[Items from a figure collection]
- Opening Delimiter -
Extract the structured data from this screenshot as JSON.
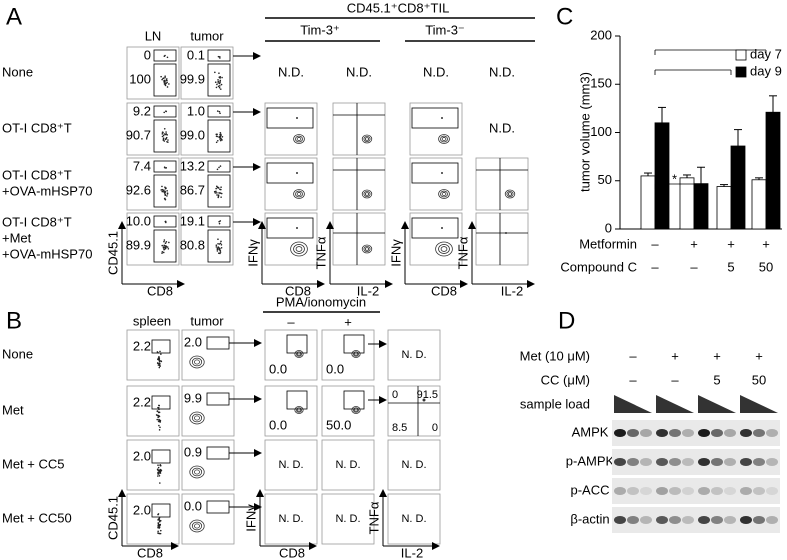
{
  "panel_a": {
    "label": "A",
    "columns": [
      "LN",
      "tumor"
    ],
    "til_title": "CD45.1⁺CD8⁺TIL",
    "til_groups": [
      "Tim-3⁺",
      "Tim-3⁻"
    ],
    "rows": [
      {
        "label": [
          "None"
        ],
        "ln": [
          "0",
          "100"
        ],
        "tumor": [
          "0.1",
          "99.9"
        ],
        "til": [
          "N.D.",
          "N.D.",
          "N.D.",
          "N.D."
        ]
      },
      {
        "label": [
          "OT-I CD8⁺T"
        ],
        "ln": [
          "9.2",
          "90.7"
        ],
        "tumor": [
          "1.0",
          "99.0"
        ],
        "til": [
          null,
          null,
          null,
          "N.D."
        ]
      },
      {
        "label": [
          "OT-I CD8⁺T",
          "+OVA-mHSP70"
        ],
        "ln": [
          "7.4",
          "92.6"
        ],
        "tumor": [
          "13.2",
          "86.7"
        ],
        "til": [
          null,
          null,
          null,
          null
        ]
      },
      {
        "label": [
          "OT-I CD8⁺T",
          "+Met",
          "+OVA-mHSP70"
        ],
        "ln": [
          "10.0",
          "89.9"
        ],
        "tumor": [
          "19.1",
          "80.8"
        ],
        "til": [
          null,
          null,
          null,
          null
        ]
      }
    ],
    "axes": [
      [
        "CD45.1",
        "CD8"
      ],
      [
        "IFNγ",
        "CD8"
      ],
      [
        "TNFα",
        "IL-2"
      ],
      [
        "IFNγ",
        "CD8"
      ],
      [
        "TNFα",
        "IL-2"
      ]
    ]
  },
  "panel_b": {
    "label": "B",
    "columns": [
      "spleen",
      "tumor"
    ],
    "stim_title": "PMA/ionomycin",
    "stim": [
      "–",
      "+"
    ],
    "rows": [
      {
        "label": "None",
        "spleen": "2.2",
        "tumor": "2.0",
        "stim": [
          "0.0",
          "0.0"
        ],
        "cytokine": "N. D."
      },
      {
        "label": "Met",
        "spleen": "2.2",
        "tumor": "9.9",
        "stim": [
          "0.0",
          "50.0"
        ],
        "cytokine": [
          "0",
          "91.5",
          "8.5",
          "0"
        ]
      },
      {
        "label": "Met + CC5",
        "spleen": "2.0",
        "tumor": "0.9",
        "stim": [
          "N. D.",
          "N. D."
        ],
        "cytokine": "N. D."
      },
      {
        "label": "Met + CC50",
        "spleen": "2.0",
        "tumor": "0.0",
        "stim": [
          "N. D.",
          "N. D."
        ],
        "cytokine": "N. D."
      }
    ],
    "axes": [
      [
        "CD45.1",
        "CD8"
      ],
      [
        "IFNγ",
        "CD8"
      ],
      [
        "TNFα",
        "IL-2"
      ]
    ]
  },
  "chart_data": {
    "type": "bar",
    "label": "C",
    "ylabel": "tumor volume (mm3)",
    "categories": [
      null,
      null,
      null,
      null
    ],
    "conditions": [
      {
        "name": "Metformin",
        "values": [
          "–",
          "+",
          "+",
          "+"
        ]
      },
      {
        "name": "Compound C",
        "values": [
          "–",
          "–",
          "5",
          "50"
        ]
      }
    ],
    "series": [
      {
        "name": "day 7",
        "color": "#ffffff",
        "values": [
          55,
          53,
          44,
          51
        ],
        "errors": [
          3,
          3,
          2,
          2
        ]
      },
      {
        "name": "day 9",
        "color": "#000000",
        "values": [
          110,
          47,
          86,
          121
        ],
        "errors": [
          16,
          17,
          17,
          17
        ]
      }
    ],
    "ylim": [
      0,
      200
    ],
    "yticks": [
      0,
      50,
      100,
      150,
      200
    ],
    "legend": "upper right",
    "annotations": [
      "*"
    ]
  },
  "panel_d": {
    "label": "D",
    "treatments": [
      {
        "name": "Met (10 μM)",
        "values": [
          "–",
          "+",
          "+",
          "+"
        ]
      },
      {
        "name": "CC (μM)",
        "values": [
          "–",
          "–",
          "5",
          "50"
        ]
      }
    ],
    "load_label": "sample load",
    "blots": [
      "AMPK",
      "p-AMPK",
      "p-ACC",
      "β-actin"
    ]
  }
}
- Closing Delimiter -
What this task involves: Before copying the data, remove the pictures. Then repeat the rest exactly.

Response for this exercise:
Extract the structured data from this screenshot as JSON.
{
  "panel_a": {
    "label": "A",
    "columns": [
      "LN",
      "tumor"
    ],
    "til_title": "CD45.1⁺CD8⁺TIL",
    "til_groups": [
      "Tim-3⁺",
      "Tim-3⁻"
    ],
    "rows": [
      {
        "label": [
          "None"
        ],
        "ln": [
          "0",
          "100"
        ],
        "tumor": [
          "0.1",
          "99.9"
        ],
        "til": [
          "N.D.",
          "N.D.",
          "N.D.",
          "N.D."
        ]
      },
      {
        "label": [
          "OT-I CD8⁺T"
        ],
        "ln": [
          "9.2",
          "90.7"
        ],
        "tumor": [
          "1.0",
          "99.0"
        ],
        "til": [
          null,
          null,
          null,
          "N.D."
        ]
      },
      {
        "label": [
          "OT-I CD8⁺T",
          "+OVA-mHSP70"
        ],
        "ln": [
          "7.4",
          "92.6"
        ],
        "tumor": [
          "13.2",
          "86.7"
        ],
        "til": [
          null,
          null,
          null,
          null
        ]
      },
      {
        "label": [
          "OT-I CD8⁺T",
          "+Met",
          "+OVA-mHSP70"
        ],
        "ln": [
          "10.0",
          "89.9"
        ],
        "tumor": [
          "19.1",
          "80.8"
        ],
        "til": [
          null,
          null,
          null,
          null
        ]
      }
    ],
    "axes": [
      [
        "CD45.1",
        "CD8"
      ],
      [
        "IFNγ",
        "CD8"
      ],
      [
        "TNFα",
        "IL-2"
      ],
      [
        "IFNγ",
        "CD8"
      ],
      [
        "TNFα",
        "IL-2"
      ]
    ]
  },
  "panel_b": {
    "label": "B",
    "columns": [
      "spleen",
      "tumor"
    ],
    "stim_title": "PMA/ionomycin",
    "stim": [
      "–",
      "+"
    ],
    "rows": [
      {
        "label": "None",
        "spleen": "2.2",
        "tumor": "2.0",
        "stim": [
          "0.0",
          "0.0"
        ],
        "cytokine": "N. D."
      },
      {
        "label": "Met",
        "spleen": "2.2",
        "tumor": "9.9",
        "stim": [
          "0.0",
          "50.0"
        ],
        "cytokine": [
          "0",
          "91.5",
          "8.5",
          "0"
        ]
      },
      {
        "label": "Met + CC5",
        "spleen": "2.0",
        "tumor": "0.9",
        "stim": [
          "N. D.",
          "N. D."
        ],
        "cytokine": "N. D."
      },
      {
        "label": "Met + CC50",
        "spleen": "2.0",
        "tumor": "0.0",
        "stim": [
          "N. D.",
          "N. D."
        ],
        "cytokine": "N. D."
      }
    ],
    "axes": [
      [
        "CD45.1",
        "CD8"
      ],
      [
        "IFNγ",
        "CD8"
      ],
      [
        "TNFα",
        "IL-2"
      ]
    ]
  },
  "chart_data": {
    "type": "bar",
    "label": "C",
    "ylabel": "tumor volume (mm3)",
    "categories": [
      null,
      null,
      null,
      null
    ],
    "conditions": [
      {
        "name": "Metformin",
        "values": [
          "–",
          "+",
          "+",
          "+"
        ]
      },
      {
        "name": "Compound C",
        "values": [
          "–",
          "–",
          "5",
          "50"
        ]
      }
    ],
    "series": [
      {
        "name": "day 7",
        "color": "#ffffff",
        "values": [
          55,
          53,
          44,
          51
        ],
        "errors": [
          3,
          3,
          2,
          2
        ]
      },
      {
        "name": "day 9",
        "color": "#000000",
        "values": [
          110,
          47,
          86,
          121
        ],
        "errors": [
          16,
          17,
          17,
          17
        ]
      }
    ],
    "ylim": [
      0,
      200
    ],
    "yticks": [
      0,
      50,
      100,
      150,
      200
    ],
    "legend": "upper right",
    "annotations": [
      "*"
    ]
  },
  "panel_d": {
    "label": "D",
    "treatments": [
      {
        "name": "Met (10 μM)",
        "values": [
          "–",
          "+",
          "+",
          "+"
        ]
      },
      {
        "name": "CC (μM)",
        "values": [
          "–",
          "–",
          "5",
          "50"
        ]
      }
    ],
    "load_label": "sample load",
    "blots": [
      "AMPK",
      "p-AMPK",
      "p-ACC",
      "β-actin"
    ]
  }
}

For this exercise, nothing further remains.